What lines of the data hold the string "type"? Pull each one out.
=-=-=-=-=
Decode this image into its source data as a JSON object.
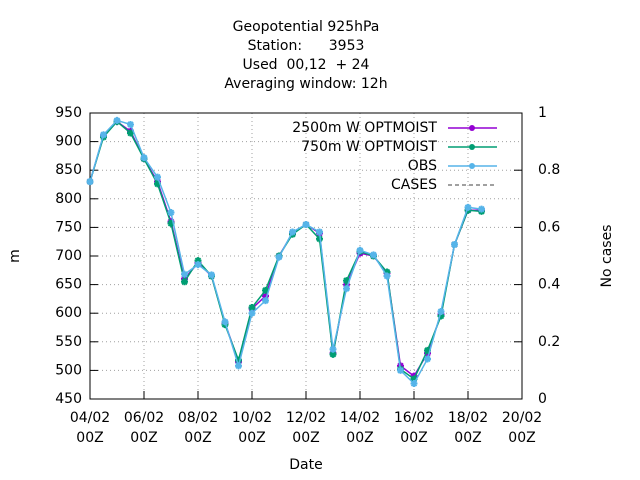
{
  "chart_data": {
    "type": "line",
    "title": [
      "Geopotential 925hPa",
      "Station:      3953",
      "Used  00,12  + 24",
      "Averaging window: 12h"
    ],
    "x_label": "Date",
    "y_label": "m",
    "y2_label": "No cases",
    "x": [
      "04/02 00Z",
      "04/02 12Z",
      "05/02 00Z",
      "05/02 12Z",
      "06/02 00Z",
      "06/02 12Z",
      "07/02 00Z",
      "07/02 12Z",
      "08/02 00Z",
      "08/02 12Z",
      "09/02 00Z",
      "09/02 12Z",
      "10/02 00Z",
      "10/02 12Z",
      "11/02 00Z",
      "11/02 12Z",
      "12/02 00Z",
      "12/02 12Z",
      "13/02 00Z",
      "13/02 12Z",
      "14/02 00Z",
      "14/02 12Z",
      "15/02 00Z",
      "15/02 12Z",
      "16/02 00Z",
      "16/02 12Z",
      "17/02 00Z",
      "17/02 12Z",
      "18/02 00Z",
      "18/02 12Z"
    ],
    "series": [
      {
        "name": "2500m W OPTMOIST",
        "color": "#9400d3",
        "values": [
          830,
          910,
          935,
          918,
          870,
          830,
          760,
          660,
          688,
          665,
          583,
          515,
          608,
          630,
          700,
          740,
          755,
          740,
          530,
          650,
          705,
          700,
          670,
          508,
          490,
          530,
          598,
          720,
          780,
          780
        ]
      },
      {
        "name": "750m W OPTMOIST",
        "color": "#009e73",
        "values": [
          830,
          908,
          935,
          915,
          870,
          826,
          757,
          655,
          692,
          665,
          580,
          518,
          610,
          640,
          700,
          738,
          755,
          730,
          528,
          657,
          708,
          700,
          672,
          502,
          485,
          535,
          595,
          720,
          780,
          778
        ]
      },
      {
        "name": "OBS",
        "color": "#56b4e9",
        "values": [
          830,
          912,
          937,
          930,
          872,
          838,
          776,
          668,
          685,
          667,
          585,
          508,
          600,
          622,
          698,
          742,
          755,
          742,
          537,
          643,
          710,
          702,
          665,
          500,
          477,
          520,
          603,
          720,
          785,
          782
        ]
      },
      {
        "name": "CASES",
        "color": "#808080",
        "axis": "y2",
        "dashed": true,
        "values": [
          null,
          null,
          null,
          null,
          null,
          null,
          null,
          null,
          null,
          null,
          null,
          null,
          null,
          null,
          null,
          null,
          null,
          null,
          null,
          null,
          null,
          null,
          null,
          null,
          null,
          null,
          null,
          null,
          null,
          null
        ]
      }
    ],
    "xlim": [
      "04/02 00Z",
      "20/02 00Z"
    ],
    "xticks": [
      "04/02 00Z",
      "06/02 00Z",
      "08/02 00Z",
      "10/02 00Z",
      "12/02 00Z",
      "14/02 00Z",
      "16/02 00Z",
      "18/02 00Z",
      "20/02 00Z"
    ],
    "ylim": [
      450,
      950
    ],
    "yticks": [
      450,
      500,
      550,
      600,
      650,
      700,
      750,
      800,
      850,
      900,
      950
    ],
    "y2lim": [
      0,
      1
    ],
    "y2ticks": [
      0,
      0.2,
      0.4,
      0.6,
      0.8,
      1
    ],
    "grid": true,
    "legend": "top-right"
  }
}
=-=-=-=-=
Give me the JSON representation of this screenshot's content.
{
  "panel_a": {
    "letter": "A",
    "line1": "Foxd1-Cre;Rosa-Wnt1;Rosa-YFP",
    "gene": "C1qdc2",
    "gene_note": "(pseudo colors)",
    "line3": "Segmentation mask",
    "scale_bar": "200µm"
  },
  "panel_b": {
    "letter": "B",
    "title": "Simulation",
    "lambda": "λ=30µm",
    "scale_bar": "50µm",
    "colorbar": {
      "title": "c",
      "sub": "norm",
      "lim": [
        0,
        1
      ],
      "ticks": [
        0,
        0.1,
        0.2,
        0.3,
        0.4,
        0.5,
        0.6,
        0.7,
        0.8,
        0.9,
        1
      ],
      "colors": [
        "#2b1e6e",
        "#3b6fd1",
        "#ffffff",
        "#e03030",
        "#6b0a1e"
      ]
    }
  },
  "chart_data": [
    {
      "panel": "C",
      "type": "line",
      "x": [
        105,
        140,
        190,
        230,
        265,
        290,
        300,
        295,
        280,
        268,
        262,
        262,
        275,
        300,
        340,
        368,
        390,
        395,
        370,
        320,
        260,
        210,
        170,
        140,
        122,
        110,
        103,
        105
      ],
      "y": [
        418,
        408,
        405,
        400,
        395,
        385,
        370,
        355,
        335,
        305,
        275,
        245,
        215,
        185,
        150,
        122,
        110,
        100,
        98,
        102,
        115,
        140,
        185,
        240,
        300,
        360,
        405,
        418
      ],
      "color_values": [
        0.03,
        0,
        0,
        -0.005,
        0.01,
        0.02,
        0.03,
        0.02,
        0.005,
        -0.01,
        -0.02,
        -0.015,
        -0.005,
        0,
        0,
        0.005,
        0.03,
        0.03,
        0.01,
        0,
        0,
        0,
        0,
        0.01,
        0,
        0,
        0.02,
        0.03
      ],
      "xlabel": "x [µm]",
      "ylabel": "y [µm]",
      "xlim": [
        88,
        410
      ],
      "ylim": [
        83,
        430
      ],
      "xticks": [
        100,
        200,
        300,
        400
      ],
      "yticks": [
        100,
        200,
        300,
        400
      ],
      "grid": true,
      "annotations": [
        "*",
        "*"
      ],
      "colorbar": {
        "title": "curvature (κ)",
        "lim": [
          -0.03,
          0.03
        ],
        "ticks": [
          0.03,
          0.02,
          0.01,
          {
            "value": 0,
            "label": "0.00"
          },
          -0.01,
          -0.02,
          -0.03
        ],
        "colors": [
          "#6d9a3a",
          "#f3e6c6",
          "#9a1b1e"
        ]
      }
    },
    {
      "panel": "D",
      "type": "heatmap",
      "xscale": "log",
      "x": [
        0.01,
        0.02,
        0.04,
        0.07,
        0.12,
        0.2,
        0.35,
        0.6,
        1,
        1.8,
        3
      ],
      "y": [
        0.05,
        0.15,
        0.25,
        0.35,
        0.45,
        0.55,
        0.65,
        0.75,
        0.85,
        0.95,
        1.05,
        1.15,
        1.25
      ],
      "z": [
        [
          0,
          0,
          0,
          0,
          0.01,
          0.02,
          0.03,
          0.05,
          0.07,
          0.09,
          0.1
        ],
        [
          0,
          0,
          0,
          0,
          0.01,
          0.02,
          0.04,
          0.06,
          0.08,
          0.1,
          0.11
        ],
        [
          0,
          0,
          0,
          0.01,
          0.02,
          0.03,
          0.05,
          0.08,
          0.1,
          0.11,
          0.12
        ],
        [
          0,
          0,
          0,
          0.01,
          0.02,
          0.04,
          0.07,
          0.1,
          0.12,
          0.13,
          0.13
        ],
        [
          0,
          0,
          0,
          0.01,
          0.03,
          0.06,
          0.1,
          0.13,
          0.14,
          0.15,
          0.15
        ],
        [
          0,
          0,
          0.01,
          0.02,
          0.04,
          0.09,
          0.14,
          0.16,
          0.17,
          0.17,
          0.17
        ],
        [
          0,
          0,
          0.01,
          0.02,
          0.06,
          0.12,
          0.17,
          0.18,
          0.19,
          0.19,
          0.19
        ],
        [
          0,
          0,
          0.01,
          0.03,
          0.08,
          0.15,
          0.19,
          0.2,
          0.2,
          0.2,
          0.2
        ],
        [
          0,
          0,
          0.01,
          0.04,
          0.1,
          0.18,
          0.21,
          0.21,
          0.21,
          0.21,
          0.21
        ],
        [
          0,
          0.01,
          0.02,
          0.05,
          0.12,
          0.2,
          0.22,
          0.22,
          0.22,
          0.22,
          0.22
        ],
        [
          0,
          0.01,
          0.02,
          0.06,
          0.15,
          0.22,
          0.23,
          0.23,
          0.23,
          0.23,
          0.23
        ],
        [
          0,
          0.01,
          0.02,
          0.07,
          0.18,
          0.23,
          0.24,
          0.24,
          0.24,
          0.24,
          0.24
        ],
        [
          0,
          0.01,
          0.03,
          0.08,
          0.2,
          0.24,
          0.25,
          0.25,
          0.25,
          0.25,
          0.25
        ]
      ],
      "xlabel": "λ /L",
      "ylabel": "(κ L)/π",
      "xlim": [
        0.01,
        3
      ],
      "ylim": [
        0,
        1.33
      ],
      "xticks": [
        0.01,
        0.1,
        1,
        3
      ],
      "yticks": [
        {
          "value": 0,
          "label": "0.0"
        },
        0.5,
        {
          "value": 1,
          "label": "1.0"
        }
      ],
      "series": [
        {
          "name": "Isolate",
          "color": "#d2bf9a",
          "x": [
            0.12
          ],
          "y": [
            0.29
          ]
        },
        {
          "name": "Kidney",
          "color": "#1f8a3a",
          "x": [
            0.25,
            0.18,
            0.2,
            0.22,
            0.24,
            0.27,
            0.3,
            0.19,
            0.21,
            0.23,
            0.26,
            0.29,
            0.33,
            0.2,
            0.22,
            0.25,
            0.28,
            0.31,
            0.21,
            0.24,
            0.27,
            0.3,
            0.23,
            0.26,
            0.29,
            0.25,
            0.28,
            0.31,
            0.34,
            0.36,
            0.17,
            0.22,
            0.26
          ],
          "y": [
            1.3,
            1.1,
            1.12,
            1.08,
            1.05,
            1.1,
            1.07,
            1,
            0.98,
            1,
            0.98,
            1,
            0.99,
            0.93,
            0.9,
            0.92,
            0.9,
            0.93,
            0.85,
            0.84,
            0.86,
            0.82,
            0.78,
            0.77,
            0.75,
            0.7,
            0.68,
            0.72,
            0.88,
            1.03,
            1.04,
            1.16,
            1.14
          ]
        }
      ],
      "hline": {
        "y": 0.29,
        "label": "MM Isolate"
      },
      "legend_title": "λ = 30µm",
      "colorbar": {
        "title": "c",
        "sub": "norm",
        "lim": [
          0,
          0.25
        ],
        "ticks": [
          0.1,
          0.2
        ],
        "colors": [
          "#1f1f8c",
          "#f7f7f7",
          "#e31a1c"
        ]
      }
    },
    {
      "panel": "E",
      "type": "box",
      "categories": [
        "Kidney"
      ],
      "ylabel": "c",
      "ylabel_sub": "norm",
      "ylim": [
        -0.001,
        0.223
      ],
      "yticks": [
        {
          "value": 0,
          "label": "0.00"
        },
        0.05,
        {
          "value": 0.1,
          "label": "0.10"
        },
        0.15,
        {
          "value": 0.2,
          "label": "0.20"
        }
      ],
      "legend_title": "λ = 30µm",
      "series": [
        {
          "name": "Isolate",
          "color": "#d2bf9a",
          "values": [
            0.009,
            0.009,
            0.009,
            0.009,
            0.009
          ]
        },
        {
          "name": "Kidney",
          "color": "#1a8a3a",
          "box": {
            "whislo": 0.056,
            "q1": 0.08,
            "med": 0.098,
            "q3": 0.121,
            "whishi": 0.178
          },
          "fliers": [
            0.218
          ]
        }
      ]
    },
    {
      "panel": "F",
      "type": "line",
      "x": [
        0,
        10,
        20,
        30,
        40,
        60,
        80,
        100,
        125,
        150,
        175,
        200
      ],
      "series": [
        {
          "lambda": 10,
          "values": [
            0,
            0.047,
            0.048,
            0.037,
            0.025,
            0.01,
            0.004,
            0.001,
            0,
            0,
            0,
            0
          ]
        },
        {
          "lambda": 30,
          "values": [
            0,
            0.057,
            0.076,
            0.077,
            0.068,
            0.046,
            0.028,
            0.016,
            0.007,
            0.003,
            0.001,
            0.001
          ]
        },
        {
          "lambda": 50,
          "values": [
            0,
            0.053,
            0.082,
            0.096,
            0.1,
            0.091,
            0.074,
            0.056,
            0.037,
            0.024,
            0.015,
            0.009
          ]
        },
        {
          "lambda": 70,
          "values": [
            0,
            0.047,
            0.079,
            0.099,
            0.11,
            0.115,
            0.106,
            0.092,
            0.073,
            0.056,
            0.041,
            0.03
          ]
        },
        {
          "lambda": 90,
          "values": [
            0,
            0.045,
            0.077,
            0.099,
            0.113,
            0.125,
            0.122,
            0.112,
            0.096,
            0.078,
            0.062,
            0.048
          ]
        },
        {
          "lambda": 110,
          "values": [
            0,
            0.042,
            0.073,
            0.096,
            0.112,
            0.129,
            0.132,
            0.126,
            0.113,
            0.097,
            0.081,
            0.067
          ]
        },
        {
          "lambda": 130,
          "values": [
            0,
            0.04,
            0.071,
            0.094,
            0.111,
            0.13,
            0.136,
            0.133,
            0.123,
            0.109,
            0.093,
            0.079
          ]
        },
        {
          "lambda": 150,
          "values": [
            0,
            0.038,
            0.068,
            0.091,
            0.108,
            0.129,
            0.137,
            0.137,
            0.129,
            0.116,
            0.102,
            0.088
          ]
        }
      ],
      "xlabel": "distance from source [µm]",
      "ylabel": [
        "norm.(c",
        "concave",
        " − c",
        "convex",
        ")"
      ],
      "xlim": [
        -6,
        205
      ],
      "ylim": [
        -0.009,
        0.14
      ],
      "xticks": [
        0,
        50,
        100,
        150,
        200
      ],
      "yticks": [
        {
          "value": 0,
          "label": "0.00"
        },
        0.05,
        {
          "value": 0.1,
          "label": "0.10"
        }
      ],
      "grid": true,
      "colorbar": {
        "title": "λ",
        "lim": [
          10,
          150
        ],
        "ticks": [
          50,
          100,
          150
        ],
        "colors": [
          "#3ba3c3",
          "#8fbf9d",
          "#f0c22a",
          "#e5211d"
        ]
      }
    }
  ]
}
=-=-=-=-=
__Task answer__:
    "type": "line",
      "type": "line",
      "type": "heatmap",
      "type": "box",
      "type": "line",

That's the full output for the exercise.